**WHAT IS NEEDED:**
Write out the records once more, exactly as given.

Source data:
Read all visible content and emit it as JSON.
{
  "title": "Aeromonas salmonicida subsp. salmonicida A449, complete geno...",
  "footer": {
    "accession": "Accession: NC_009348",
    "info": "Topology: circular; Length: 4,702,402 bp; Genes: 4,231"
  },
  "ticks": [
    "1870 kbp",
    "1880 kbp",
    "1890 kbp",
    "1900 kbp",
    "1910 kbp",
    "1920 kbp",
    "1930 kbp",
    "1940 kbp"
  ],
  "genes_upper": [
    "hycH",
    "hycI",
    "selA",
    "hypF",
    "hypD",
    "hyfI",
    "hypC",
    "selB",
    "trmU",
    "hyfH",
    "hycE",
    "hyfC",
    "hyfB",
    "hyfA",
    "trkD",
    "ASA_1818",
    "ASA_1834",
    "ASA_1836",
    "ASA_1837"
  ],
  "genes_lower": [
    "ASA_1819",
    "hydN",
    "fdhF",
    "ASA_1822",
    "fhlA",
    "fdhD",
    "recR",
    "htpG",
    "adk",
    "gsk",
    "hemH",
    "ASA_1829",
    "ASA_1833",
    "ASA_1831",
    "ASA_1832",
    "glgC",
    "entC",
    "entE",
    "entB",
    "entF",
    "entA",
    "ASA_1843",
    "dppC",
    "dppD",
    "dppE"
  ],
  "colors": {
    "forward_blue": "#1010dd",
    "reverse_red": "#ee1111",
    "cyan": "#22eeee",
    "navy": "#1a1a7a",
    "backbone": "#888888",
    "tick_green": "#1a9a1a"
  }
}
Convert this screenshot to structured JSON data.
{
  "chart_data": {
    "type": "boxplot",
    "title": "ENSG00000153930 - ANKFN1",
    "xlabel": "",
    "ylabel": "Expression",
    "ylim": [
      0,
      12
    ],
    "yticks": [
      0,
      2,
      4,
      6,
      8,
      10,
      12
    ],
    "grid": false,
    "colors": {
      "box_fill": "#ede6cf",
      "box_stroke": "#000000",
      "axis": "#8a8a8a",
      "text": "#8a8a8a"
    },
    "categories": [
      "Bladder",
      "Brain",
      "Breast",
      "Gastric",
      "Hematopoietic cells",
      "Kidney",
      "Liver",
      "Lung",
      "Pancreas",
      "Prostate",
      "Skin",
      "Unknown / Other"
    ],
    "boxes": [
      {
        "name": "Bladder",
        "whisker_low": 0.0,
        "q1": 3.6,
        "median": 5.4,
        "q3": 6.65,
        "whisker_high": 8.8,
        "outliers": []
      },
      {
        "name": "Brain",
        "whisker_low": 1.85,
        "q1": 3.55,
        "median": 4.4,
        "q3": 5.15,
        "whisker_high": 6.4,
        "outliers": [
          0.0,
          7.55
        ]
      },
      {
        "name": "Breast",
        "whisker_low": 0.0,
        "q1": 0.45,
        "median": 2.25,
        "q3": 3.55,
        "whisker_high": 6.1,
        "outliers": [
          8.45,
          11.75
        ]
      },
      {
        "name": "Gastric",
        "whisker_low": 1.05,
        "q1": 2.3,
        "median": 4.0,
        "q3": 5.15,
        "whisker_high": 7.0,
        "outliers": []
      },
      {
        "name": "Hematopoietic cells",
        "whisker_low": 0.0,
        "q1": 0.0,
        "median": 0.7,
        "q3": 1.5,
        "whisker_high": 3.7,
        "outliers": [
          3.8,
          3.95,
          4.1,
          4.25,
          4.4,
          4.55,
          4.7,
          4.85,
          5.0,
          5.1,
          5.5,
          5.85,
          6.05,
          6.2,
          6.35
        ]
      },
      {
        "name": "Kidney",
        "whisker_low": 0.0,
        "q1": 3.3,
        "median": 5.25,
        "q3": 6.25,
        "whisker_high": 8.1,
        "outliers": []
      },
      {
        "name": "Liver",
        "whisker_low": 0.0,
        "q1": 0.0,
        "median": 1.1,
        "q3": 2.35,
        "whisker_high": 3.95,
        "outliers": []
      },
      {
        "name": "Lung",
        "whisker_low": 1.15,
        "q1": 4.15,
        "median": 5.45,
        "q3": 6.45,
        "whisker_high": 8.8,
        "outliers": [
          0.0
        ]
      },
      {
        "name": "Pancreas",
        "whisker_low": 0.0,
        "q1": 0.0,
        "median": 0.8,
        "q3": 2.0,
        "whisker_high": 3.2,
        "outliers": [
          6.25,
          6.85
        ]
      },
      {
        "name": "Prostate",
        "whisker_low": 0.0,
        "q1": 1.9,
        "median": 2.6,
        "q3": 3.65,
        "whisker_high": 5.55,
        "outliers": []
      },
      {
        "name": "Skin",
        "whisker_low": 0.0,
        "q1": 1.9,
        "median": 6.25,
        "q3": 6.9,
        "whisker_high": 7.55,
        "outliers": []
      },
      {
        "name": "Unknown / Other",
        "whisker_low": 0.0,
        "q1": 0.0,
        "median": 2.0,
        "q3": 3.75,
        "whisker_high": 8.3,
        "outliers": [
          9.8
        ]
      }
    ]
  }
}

**WRITTEN RESPONSE:**
Read all visible content and emit it as JSON.
{
  "title": "Aeromonas salmonicida subsp. salmonicida A449, complete geno...",
  "footer": {
    "accession": "Accession: NC_009348",
    "info": "Topology: circular; Length: 4,702,402 bp; Genes: 4,231"
  },
  "ticks": [
    "1870 kbp",
    "1880 kbp",
    "1890 kbp",
    "1900 kbp",
    "1910 kbp",
    "1920 kbp",
    "1930 kbp",
    "1940 kbp"
  ],
  "genes_upper": [
    "hycH",
    "hycI",
    "selA",
    "hypF",
    "hypD",
    "hyfI",
    "hypC",
    "selB",
    "trmU",
    "hyfH",
    "hycE",
    "hyfC",
    "hyfB",
    "hyfA",
    "trkD",
    "ASA_1818",
    "ASA_1834",
    "ASA_1836",
    "ASA_1837"
  ],
  "genes_lower": [
    "ASA_1819",
    "hydN",
    "fdhF",
    "ASA_1822",
    "fhlA",
    "fdhD",
    "recR",
    "htpG",
    "adk",
    "gsk",
    "hemH",
    "ASA_1829",
    "ASA_1833",
    "ASA_1831",
    "ASA_1832",
    "glgC",
    "entC",
    "entE",
    "entB",
    "entF",
    "entA",
    "ASA_1843",
    "dppC",
    "dppD",
    "dppE"
  ],
  "colors": {
    "forward_blue": "#1010dd",
    "reverse_red": "#ee1111",
    "cyan": "#22eeee",
    "navy": "#1a1a7a",
    "backbone": "#888888",
    "tick_green": "#1a9a1a"
  }
}
Convert this screenshot to structured JSON data.
{
  "chart_data": {
    "type": "boxplot",
    "title": "ENSG00000153930 - ANKFN1",
    "xlabel": "",
    "ylabel": "Expression",
    "ylim": [
      0,
      12
    ],
    "yticks": [
      0,
      2,
      4,
      6,
      8,
      10,
      12
    ],
    "grid": false,
    "colors": {
      "box_fill": "#ede6cf",
      "box_stroke": "#000000",
      "axis": "#8a8a8a",
      "text": "#8a8a8a"
    },
    "categories": [
      "Bladder",
      "Brain",
      "Breast",
      "Gastric",
      "Hematopoietic cells",
      "Kidney",
      "Liver",
      "Lung",
      "Pancreas",
      "Prostate",
      "Skin",
      "Unknown / Other"
    ],
    "boxes": [
      {
        "name": "Bladder",
        "whisker_low": 0.0,
        "q1": 3.6,
        "median": 5.4,
        "q3": 6.65,
        "whisker_high": 8.8,
        "outliers": []
      },
      {
        "name": "Brain",
        "whisker_low": 1.85,
        "q1": 3.55,
        "median": 4.4,
        "q3": 5.15,
        "whisker_high": 6.4,
        "outliers": [
          0.0,
          7.55
        ]
      },
      {
        "name": "Breast",
        "whisker_low": 0.0,
        "q1": 0.45,
        "median": 2.25,
        "q3": 3.55,
        "whisker_high": 6.1,
        "outliers": [
          8.45,
          11.75
        ]
      },
      {
        "name": "Gastric",
        "whisker_low": 1.05,
        "q1": 2.3,
        "median": 4.0,
        "q3": 5.15,
        "whisker_high": 7.0,
        "outliers": []
      },
      {
        "name": "Hematopoietic cells",
        "whisker_low": 0.0,
        "q1": 0.0,
        "median": 0.7,
        "q3": 1.5,
        "whisker_high": 3.7,
        "outliers": [
          3.8,
          3.95,
          4.1,
          4.25,
          4.4,
          4.55,
          4.7,
          4.85,
          5.0,
          5.1,
          5.5,
          5.85,
          6.05,
          6.2,
          6.35
        ]
      },
      {
        "name": "Kidney",
        "whisker_low": 0.0,
        "q1": 3.3,
        "median": 5.25,
        "q3": 6.25,
        "whisker_high": 8.1,
        "outliers": []
      },
      {
        "name": "Liver",
        "whisker_low": 0.0,
        "q1": 0.0,
        "median": 1.1,
        "q3": 2.35,
        "whisker_high": 3.95,
        "outliers": []
      },
      {
        "name": "Lung",
        "whisker_low": 1.15,
        "q1": 4.15,
        "median": 5.45,
        "q3": 6.45,
        "whisker_high": 8.8,
        "outliers": [
          0.0
        ]
      },
      {
        "name": "Pancreas",
        "whisker_low": 0.0,
        "q1": 0.0,
        "median": 0.8,
        "q3": 2.0,
        "whisker_high": 3.2,
        "outliers": [
          6.25,
          6.85
        ]
      },
      {
        "name": "Prostate",
        "whisker_low": 0.0,
        "q1": 1.9,
        "median": 2.6,
        "q3": 3.65,
        "whisker_high": 5.55,
        "outliers": []
      },
      {
        "name": "Skin",
        "whisker_low": 0.0,
        "q1": 1.9,
        "median": 6.25,
        "q3": 6.9,
        "whisker_high": 7.55,
        "outliers": []
      },
      {
        "name": "Unknown / Other",
        "whisker_low": 0.0,
        "q1": 0.0,
        "median": 2.0,
        "q3": 3.75,
        "whisker_high": 8.3,
        "outliers": [
          9.8
        ]
      }
    ]
  }
}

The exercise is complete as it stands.